Wherever the word "image" appears in a line, copy that line.
►
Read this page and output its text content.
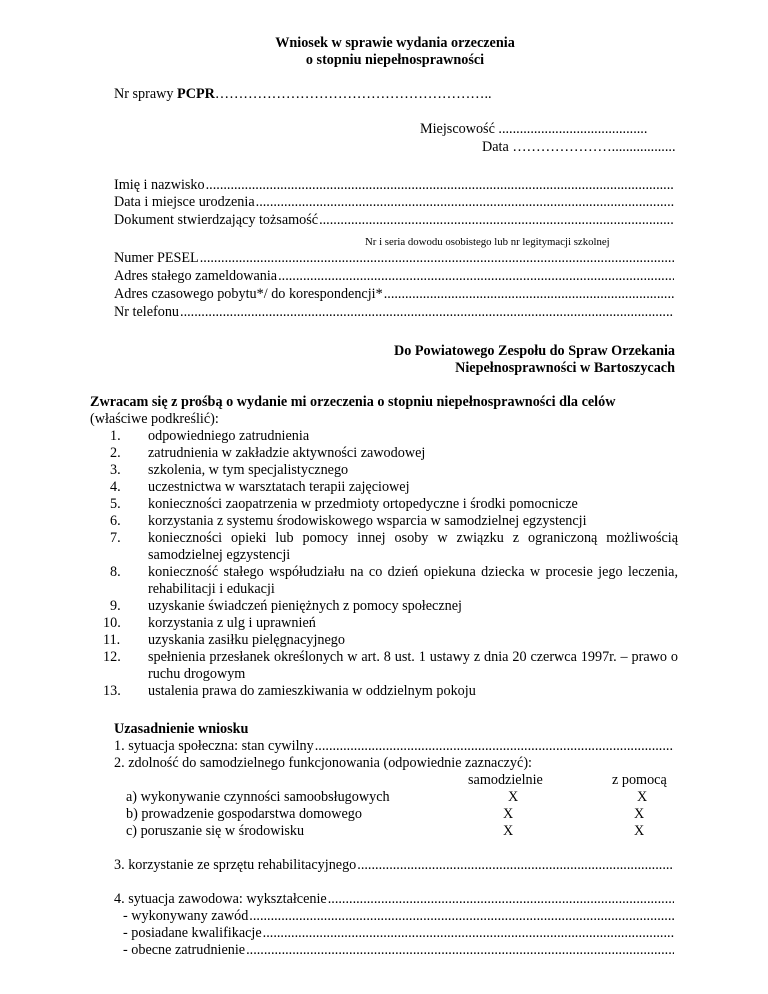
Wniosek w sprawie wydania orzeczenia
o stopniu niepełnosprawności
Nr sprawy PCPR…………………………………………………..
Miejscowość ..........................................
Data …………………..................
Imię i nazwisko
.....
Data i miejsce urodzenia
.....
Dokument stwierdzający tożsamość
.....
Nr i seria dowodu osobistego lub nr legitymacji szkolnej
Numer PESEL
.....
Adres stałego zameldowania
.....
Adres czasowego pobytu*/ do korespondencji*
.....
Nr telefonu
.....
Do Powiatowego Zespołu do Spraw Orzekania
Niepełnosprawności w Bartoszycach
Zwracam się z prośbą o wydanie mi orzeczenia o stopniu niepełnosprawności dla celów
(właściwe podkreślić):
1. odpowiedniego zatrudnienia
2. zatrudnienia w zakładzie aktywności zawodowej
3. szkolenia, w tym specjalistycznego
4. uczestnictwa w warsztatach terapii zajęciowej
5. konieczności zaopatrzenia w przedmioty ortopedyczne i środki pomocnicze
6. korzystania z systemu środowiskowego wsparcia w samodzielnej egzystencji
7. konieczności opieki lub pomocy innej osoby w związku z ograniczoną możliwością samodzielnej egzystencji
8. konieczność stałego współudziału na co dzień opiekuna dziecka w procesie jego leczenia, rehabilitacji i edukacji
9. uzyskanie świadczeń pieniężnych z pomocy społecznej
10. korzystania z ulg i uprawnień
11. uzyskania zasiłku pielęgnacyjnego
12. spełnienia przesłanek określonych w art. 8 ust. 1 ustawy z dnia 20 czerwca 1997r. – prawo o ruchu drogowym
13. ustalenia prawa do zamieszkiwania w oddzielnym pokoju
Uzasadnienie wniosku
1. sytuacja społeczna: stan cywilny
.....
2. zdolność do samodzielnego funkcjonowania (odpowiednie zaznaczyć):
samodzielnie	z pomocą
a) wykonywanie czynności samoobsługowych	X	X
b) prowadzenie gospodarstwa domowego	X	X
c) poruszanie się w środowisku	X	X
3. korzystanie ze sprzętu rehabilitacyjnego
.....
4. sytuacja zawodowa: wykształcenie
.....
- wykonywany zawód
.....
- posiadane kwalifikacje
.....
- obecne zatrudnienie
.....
◄
►
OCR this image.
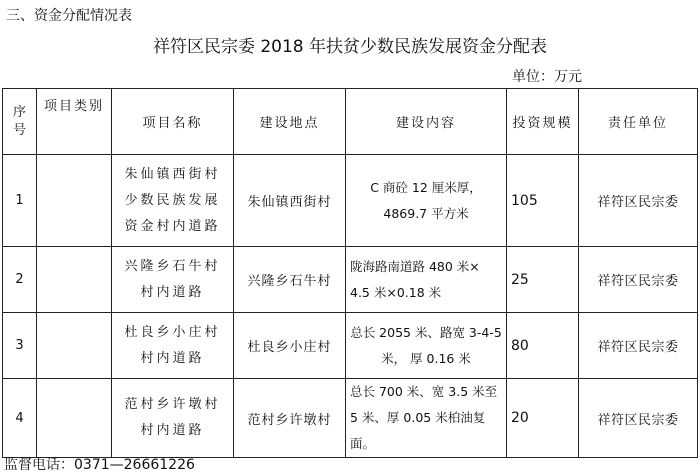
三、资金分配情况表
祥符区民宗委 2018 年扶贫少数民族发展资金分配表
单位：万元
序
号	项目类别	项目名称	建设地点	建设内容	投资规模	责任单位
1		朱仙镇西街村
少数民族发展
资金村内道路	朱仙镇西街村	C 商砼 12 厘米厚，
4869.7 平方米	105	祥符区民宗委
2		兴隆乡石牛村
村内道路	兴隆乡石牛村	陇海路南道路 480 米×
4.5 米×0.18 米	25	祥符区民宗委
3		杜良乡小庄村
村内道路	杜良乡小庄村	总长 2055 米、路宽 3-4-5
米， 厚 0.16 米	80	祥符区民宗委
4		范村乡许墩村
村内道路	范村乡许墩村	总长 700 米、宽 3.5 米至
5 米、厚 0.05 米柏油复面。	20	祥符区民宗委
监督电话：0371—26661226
◄
►
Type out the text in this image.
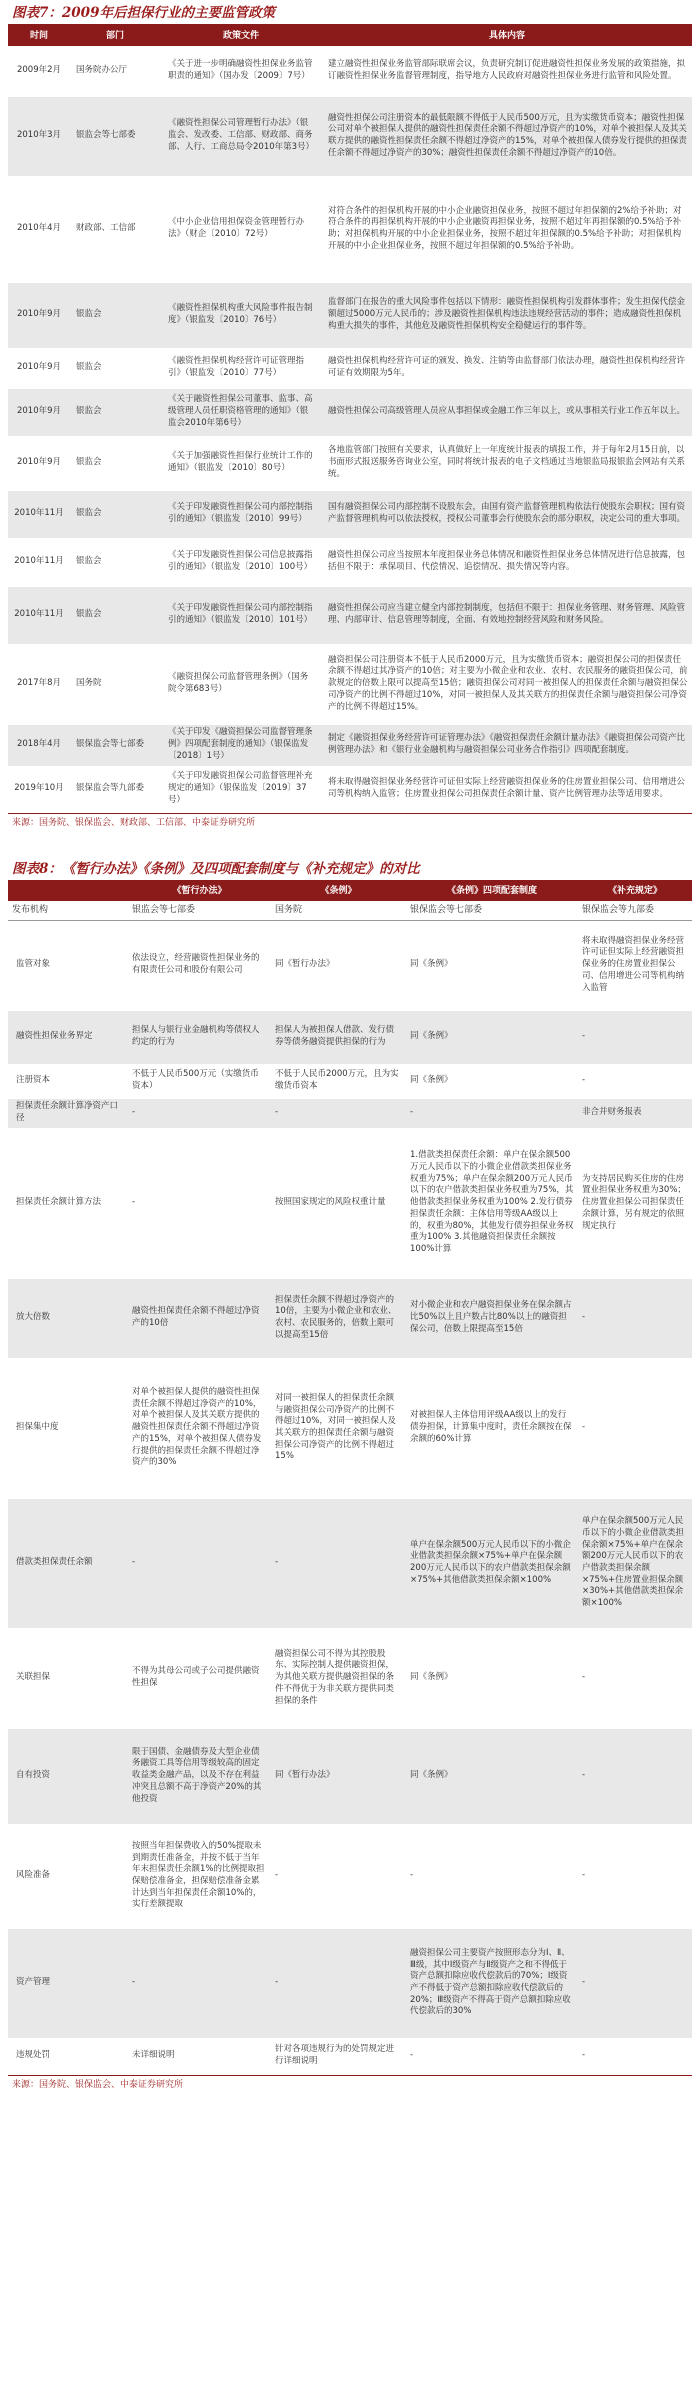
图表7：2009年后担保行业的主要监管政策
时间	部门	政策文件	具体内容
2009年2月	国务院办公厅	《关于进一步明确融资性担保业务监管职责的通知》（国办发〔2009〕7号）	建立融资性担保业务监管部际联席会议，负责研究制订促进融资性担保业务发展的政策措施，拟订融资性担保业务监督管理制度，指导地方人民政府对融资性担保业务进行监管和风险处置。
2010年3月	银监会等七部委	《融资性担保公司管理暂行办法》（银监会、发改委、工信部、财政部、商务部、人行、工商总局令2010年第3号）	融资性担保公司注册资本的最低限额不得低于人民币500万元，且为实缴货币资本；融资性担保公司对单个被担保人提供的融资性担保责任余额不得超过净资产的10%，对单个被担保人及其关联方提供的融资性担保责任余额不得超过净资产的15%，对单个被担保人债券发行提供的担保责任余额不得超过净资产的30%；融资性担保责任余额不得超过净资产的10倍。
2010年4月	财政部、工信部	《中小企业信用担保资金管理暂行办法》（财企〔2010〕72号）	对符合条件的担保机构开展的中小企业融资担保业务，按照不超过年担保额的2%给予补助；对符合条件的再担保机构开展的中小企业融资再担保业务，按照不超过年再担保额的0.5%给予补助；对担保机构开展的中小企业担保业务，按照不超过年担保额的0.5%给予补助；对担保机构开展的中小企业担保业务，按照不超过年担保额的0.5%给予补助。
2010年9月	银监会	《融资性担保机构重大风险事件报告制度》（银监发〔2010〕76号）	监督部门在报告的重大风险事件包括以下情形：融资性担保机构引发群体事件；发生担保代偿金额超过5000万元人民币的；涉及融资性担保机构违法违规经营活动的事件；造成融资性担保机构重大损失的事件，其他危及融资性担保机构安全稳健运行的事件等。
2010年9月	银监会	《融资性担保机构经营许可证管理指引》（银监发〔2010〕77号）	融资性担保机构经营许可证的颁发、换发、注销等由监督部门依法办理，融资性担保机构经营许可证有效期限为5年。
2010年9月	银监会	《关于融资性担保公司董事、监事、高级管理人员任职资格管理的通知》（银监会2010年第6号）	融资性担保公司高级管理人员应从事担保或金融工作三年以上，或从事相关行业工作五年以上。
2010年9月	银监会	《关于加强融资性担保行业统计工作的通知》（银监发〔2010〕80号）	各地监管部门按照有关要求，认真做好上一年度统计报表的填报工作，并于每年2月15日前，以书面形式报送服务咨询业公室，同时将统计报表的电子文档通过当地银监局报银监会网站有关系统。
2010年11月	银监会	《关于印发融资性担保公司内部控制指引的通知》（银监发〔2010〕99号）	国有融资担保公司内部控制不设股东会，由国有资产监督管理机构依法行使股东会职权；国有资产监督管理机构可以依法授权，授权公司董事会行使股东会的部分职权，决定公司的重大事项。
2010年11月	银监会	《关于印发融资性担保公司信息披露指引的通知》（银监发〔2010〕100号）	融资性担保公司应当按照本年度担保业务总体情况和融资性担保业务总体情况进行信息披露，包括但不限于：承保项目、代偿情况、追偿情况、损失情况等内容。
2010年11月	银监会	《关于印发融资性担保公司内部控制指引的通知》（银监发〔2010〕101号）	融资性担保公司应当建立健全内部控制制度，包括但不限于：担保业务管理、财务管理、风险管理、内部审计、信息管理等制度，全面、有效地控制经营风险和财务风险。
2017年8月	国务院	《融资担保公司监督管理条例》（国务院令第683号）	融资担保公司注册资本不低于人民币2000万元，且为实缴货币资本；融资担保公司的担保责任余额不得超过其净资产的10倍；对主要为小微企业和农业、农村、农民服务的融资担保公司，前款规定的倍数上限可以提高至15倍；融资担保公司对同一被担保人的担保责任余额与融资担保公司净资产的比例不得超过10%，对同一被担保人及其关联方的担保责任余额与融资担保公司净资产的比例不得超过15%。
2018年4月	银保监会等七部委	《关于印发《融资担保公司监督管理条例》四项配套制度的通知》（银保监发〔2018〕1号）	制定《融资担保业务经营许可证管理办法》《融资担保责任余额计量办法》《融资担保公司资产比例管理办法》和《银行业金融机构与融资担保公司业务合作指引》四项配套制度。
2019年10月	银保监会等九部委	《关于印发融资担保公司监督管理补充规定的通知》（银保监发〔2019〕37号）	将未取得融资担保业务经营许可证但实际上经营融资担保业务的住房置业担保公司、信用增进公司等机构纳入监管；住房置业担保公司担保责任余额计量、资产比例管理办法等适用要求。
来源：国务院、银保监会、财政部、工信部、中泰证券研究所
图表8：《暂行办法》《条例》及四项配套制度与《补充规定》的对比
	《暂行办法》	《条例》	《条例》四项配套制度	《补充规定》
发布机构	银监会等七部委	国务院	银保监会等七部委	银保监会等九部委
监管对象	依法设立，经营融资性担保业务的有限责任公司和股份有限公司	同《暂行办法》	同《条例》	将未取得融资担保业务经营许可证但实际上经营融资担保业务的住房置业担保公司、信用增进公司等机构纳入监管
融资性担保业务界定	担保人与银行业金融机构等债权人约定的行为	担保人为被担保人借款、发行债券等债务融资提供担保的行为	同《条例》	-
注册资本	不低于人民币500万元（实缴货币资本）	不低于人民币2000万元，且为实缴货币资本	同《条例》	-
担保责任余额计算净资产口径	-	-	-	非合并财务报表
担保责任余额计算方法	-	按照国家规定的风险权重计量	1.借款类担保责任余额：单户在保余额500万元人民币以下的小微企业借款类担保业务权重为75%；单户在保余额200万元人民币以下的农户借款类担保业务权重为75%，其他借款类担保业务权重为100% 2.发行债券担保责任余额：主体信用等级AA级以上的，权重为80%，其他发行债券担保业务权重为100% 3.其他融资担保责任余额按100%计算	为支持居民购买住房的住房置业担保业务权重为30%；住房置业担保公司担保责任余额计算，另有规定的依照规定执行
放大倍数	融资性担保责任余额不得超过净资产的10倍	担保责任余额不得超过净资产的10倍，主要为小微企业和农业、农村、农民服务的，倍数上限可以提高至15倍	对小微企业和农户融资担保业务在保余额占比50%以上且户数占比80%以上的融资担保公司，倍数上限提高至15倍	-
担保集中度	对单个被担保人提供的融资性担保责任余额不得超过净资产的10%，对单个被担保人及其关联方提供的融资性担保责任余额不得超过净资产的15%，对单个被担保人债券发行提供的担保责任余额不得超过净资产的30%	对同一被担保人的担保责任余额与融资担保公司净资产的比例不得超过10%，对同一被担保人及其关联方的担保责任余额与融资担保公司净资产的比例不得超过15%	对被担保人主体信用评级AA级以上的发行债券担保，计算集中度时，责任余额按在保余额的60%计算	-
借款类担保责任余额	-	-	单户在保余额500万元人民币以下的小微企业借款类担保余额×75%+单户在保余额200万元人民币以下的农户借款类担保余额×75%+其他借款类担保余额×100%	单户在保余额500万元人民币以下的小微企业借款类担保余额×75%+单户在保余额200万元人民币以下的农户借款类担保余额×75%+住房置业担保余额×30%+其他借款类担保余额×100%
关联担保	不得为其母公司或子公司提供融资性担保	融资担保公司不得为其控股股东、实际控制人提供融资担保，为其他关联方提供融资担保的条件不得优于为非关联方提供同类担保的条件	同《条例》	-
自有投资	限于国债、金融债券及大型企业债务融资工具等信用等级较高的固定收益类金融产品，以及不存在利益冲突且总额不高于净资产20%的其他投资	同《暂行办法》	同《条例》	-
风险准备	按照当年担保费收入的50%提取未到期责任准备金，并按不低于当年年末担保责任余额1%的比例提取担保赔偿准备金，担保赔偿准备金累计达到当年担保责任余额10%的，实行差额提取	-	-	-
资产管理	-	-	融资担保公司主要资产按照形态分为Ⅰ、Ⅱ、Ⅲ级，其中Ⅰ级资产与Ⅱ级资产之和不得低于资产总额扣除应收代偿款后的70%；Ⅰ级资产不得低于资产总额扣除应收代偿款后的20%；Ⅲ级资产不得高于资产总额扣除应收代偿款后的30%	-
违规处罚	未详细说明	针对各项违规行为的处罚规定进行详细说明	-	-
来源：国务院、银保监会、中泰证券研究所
◄
→ Written response
OCR this image.
Type out the text in this image.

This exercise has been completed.